▶ _What is needed_
Quote the listing in full, exactly as given, minus any pictures.

Dataset records:
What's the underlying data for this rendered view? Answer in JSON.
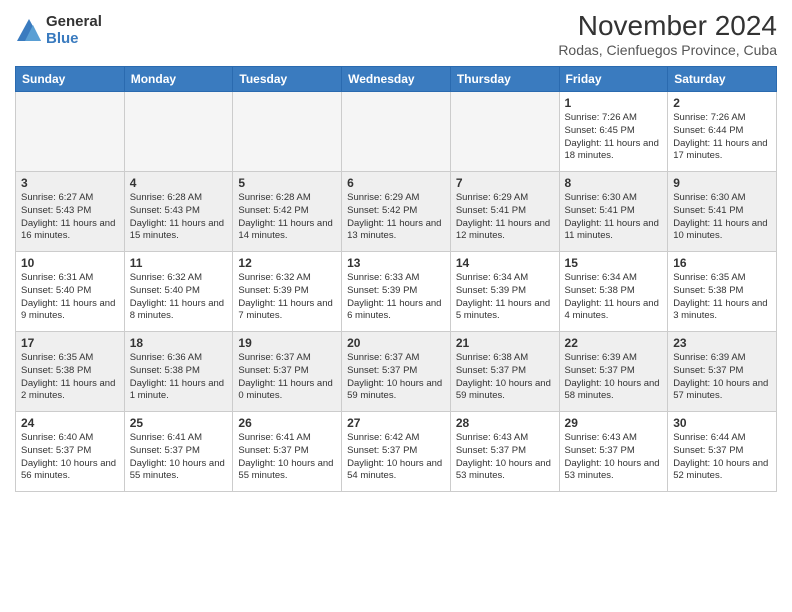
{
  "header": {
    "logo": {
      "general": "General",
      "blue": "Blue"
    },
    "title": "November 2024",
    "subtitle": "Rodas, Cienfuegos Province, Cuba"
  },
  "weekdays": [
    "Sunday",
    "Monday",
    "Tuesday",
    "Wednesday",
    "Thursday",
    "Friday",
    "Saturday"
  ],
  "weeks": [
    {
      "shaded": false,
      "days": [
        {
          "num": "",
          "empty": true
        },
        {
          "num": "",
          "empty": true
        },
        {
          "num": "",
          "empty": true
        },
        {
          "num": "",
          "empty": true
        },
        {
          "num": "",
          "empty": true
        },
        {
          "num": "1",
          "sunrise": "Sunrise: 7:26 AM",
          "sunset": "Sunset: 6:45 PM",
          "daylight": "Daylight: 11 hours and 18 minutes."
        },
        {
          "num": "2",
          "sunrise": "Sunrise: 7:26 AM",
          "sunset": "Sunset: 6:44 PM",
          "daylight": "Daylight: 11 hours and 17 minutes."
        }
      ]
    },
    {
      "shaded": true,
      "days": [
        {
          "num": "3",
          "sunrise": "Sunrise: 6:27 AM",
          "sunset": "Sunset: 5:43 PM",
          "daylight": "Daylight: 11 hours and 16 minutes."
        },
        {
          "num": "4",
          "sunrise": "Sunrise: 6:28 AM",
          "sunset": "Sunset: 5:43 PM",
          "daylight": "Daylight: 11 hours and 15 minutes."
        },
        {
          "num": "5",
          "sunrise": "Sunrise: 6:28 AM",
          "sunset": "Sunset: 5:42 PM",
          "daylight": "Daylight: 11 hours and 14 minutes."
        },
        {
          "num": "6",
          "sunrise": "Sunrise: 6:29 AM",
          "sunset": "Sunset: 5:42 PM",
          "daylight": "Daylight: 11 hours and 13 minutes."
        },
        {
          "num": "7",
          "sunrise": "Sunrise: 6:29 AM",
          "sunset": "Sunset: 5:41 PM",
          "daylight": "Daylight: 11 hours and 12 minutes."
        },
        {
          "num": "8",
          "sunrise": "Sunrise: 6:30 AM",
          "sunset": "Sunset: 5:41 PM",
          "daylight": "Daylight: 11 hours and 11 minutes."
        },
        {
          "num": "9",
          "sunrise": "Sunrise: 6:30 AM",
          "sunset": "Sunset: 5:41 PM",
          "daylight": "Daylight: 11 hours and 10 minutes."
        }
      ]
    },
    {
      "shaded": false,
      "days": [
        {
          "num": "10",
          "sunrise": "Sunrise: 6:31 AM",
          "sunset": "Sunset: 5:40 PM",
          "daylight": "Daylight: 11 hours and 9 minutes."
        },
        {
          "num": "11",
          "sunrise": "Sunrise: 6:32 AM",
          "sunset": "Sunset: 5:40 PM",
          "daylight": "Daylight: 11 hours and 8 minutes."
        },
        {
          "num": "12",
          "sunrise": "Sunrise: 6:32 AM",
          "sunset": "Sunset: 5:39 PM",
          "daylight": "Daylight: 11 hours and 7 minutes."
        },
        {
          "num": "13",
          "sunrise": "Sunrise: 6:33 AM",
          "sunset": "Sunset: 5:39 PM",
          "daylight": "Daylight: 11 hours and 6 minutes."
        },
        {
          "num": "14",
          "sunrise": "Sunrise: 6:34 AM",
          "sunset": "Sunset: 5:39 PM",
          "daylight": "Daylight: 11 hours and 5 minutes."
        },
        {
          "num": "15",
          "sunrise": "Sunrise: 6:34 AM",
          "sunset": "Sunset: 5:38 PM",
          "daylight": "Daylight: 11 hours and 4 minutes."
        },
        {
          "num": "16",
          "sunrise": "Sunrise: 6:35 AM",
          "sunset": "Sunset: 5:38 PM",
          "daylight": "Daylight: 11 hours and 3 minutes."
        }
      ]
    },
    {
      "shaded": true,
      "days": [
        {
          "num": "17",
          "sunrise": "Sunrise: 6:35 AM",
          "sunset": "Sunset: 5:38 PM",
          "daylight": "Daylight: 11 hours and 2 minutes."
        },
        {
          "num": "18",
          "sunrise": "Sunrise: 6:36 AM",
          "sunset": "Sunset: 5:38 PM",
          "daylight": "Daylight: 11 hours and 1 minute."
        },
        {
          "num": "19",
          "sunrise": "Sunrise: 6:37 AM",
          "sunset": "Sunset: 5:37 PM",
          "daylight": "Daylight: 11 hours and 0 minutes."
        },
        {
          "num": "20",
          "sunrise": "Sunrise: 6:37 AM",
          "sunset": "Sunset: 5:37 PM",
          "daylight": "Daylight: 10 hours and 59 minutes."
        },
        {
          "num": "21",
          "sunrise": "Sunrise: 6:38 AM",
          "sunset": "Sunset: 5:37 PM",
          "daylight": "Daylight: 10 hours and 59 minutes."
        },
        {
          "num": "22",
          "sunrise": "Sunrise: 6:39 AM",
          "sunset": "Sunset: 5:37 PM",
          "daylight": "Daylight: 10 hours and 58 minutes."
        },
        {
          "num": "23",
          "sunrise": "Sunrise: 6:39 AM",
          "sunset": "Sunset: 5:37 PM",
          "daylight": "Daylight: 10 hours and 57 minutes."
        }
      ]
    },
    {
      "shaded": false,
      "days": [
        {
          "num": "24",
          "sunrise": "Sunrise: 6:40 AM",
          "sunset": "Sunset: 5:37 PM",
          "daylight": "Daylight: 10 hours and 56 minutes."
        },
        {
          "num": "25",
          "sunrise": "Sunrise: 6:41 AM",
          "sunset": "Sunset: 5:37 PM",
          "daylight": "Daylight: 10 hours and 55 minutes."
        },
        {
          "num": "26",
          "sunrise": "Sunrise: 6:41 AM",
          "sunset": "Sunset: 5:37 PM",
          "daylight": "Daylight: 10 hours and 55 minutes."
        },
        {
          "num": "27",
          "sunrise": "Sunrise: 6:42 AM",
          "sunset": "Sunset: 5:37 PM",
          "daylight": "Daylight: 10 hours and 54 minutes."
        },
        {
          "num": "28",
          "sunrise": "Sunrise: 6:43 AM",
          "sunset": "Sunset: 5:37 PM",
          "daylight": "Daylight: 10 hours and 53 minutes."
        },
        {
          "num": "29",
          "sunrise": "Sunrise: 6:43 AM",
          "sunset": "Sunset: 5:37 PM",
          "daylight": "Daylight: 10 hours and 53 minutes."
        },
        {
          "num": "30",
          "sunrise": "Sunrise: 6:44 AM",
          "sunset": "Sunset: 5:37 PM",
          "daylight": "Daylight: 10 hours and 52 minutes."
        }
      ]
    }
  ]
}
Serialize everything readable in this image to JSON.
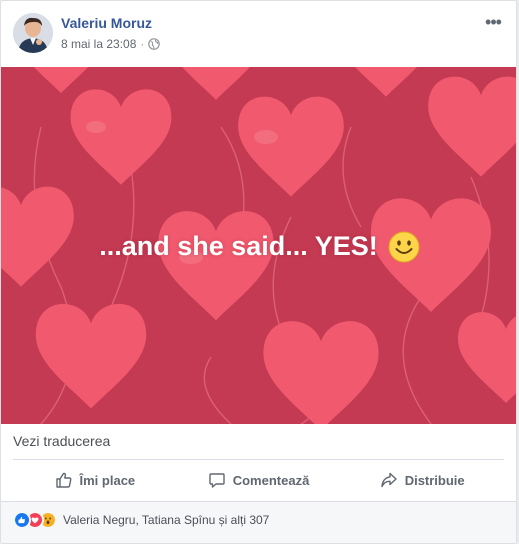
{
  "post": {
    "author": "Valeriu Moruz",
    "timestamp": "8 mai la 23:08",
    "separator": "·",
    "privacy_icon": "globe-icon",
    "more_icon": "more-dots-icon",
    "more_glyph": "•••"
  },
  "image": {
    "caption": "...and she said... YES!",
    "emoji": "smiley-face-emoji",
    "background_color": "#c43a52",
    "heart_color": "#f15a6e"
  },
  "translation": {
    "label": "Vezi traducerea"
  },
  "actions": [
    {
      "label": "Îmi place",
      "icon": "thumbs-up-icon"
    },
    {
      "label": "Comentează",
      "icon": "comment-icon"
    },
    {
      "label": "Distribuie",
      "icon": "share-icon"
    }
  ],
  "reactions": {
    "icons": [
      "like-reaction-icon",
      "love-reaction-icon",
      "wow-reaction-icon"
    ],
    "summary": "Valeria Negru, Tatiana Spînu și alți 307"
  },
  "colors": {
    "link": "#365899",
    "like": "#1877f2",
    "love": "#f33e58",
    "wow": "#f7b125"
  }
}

▶ _Solution to the exercise_
What's the underlying data for this rendered view? Answer in JSON.
{
  "header": {
    "logo": {
      "general": "General",
      "blue": "Blue"
    },
    "title": "November 2024",
    "subtitle": "Rodas, Cienfuegos Province, Cuba"
  },
  "weekdays": [
    "Sunday",
    "Monday",
    "Tuesday",
    "Wednesday",
    "Thursday",
    "Friday",
    "Saturday"
  ],
  "weeks": [
    {
      "shaded": false,
      "days": [
        {
          "num": "",
          "empty": true
        },
        {
          "num": "",
          "empty": true
        },
        {
          "num": "",
          "empty": true
        },
        {
          "num": "",
          "empty": true
        },
        {
          "num": "",
          "empty": true
        },
        {
          "num": "1",
          "sunrise": "Sunrise: 7:26 AM",
          "sunset": "Sunset: 6:45 PM",
          "daylight": "Daylight: 11 hours and 18 minutes."
        },
        {
          "num": "2",
          "sunrise": "Sunrise: 7:26 AM",
          "sunset": "Sunset: 6:44 PM",
          "daylight": "Daylight: 11 hours and 17 minutes."
        }
      ]
    },
    {
      "shaded": true,
      "days": [
        {
          "num": "3",
          "sunrise": "Sunrise: 6:27 AM",
          "sunset": "Sunset: 5:43 PM",
          "daylight": "Daylight: 11 hours and 16 minutes."
        },
        {
          "num": "4",
          "sunrise": "Sunrise: 6:28 AM",
          "sunset": "Sunset: 5:43 PM",
          "daylight": "Daylight: 11 hours and 15 minutes."
        },
        {
          "num": "5",
          "sunrise": "Sunrise: 6:28 AM",
          "sunset": "Sunset: 5:42 PM",
          "daylight": "Daylight: 11 hours and 14 minutes."
        },
        {
          "num": "6",
          "sunrise": "Sunrise: 6:29 AM",
          "sunset": "Sunset: 5:42 PM",
          "daylight": "Daylight: 11 hours and 13 minutes."
        },
        {
          "num": "7",
          "sunrise": "Sunrise: 6:29 AM",
          "sunset": "Sunset: 5:41 PM",
          "daylight": "Daylight: 11 hours and 12 minutes."
        },
        {
          "num": "8",
          "sunrise": "Sunrise: 6:30 AM",
          "sunset": "Sunset: 5:41 PM",
          "daylight": "Daylight: 11 hours and 11 minutes."
        },
        {
          "num": "9",
          "sunrise": "Sunrise: 6:30 AM",
          "sunset": "Sunset: 5:41 PM",
          "daylight": "Daylight: 11 hours and 10 minutes."
        }
      ]
    },
    {
      "shaded": false,
      "days": [
        {
          "num": "10",
          "sunrise": "Sunrise: 6:31 AM",
          "sunset": "Sunset: 5:40 PM",
          "daylight": "Daylight: 11 hours and 9 minutes."
        },
        {
          "num": "11",
          "sunrise": "Sunrise: 6:32 AM",
          "sunset": "Sunset: 5:40 PM",
          "daylight": "Daylight: 11 hours and 8 minutes."
        },
        {
          "num": "12",
          "sunrise": "Sunrise: 6:32 AM",
          "sunset": "Sunset: 5:39 PM",
          "daylight": "Daylight: 11 hours and 7 minutes."
        },
        {
          "num": "13",
          "sunrise": "Sunrise: 6:33 AM",
          "sunset": "Sunset: 5:39 PM",
          "daylight": "Daylight: 11 hours and 6 minutes."
        },
        {
          "num": "14",
          "sunrise": "Sunrise: 6:34 AM",
          "sunset": "Sunset: 5:39 PM",
          "daylight": "Daylight: 11 hours and 5 minutes."
        },
        {
          "num": "15",
          "sunrise": "Sunrise: 6:34 AM",
          "sunset": "Sunset: 5:38 PM",
          "daylight": "Daylight: 11 hours and 4 minutes."
        },
        {
          "num": "16",
          "sunrise": "Sunrise: 6:35 AM",
          "sunset": "Sunset: 5:38 PM",
          "daylight": "Daylight: 11 hours and 3 minutes."
        }
      ]
    },
    {
      "shaded": true,
      "days": [
        {
          "num": "17",
          "sunrise": "Sunrise: 6:35 AM",
          "sunset": "Sunset: 5:38 PM",
          "daylight": "Daylight: 11 hours and 2 minutes."
        },
        {
          "num": "18",
          "sunrise": "Sunrise: 6:36 AM",
          "sunset": "Sunset: 5:38 PM",
          "daylight": "Daylight: 11 hours and 1 minute."
        },
        {
          "num": "19",
          "sunrise": "Sunrise: 6:37 AM",
          "sunset": "Sunset: 5:37 PM",
          "daylight": "Daylight: 11 hours and 0 minutes."
        },
        {
          "num": "20",
          "sunrise": "Sunrise: 6:37 AM",
          "sunset": "Sunset: 5:37 PM",
          "daylight": "Daylight: 10 hours and 59 minutes."
        },
        {
          "num": "21",
          "sunrise": "Sunrise: 6:38 AM",
          "sunset": "Sunset: 5:37 PM",
          "daylight": "Daylight: 10 hours and 59 minutes."
        },
        {
          "num": "22",
          "sunrise": "Sunrise: 6:39 AM",
          "sunset": "Sunset: 5:37 PM",
          "daylight": "Daylight: 10 hours and 58 minutes."
        },
        {
          "num": "23",
          "sunrise": "Sunrise: 6:39 AM",
          "sunset": "Sunset: 5:37 PM",
          "daylight": "Daylight: 10 hours and 57 minutes."
        }
      ]
    },
    {
      "shaded": false,
      "days": [
        {
          "num": "24",
          "sunrise": "Sunrise: 6:40 AM",
          "sunset": "Sunset: 5:37 PM",
          "daylight": "Daylight: 10 hours and 56 minutes."
        },
        {
          "num": "25",
          "sunrise": "Sunrise: 6:41 AM",
          "sunset": "Sunset: 5:37 PM",
          "daylight": "Daylight: 10 hours and 55 minutes."
        },
        {
          "num": "26",
          "sunrise": "Sunrise: 6:41 AM",
          "sunset": "Sunset: 5:37 PM",
          "daylight": "Daylight: 10 hours and 55 minutes."
        },
        {
          "num": "27",
          "sunrise": "Sunrise: 6:42 AM",
          "sunset": "Sunset: 5:37 PM",
          "daylight": "Daylight: 10 hours and 54 minutes."
        },
        {
          "num": "28",
          "sunrise": "Sunrise: 6:43 AM",
          "sunset": "Sunset: 5:37 PM",
          "daylight": "Daylight: 10 hours and 53 minutes."
        },
        {
          "num": "29",
          "sunrise": "Sunrise: 6:43 AM",
          "sunset": "Sunset: 5:37 PM",
          "daylight": "Daylight: 10 hours and 53 minutes."
        },
        {
          "num": "30",
          "sunrise": "Sunrise: 6:44 AM",
          "sunset": "Sunset: 5:37 PM",
          "daylight": "Daylight: 10 hours and 52 minutes."
        }
      ]
    }
  ]
}
Serialize everything readable in this image to JSON.
{
  "post": {
    "author": "Valeriu Moruz",
    "timestamp": "8 mai la 23:08",
    "separator": "·",
    "privacy_icon": "globe-icon",
    "more_icon": "more-dots-icon",
    "more_glyph": "•••"
  },
  "image": {
    "caption": "...and she said... YES!",
    "emoji": "smiley-face-emoji",
    "background_color": "#c43a52",
    "heart_color": "#f15a6e"
  },
  "translation": {
    "label": "Vezi traducerea"
  },
  "actions": [
    {
      "label": "Îmi place",
      "icon": "thumbs-up-icon"
    },
    {
      "label": "Comentează",
      "icon": "comment-icon"
    },
    {
      "label": "Distribuie",
      "icon": "share-icon"
    }
  ],
  "reactions": {
    "icons": [
      "like-reaction-icon",
      "love-reaction-icon",
      "wow-reaction-icon"
    ],
    "summary": "Valeria Negru, Tatiana Spînu și alți 307"
  },
  "colors": {
    "link": "#365899",
    "like": "#1877f2",
    "love": "#f33e58",
    "wow": "#f7b125"
  }
}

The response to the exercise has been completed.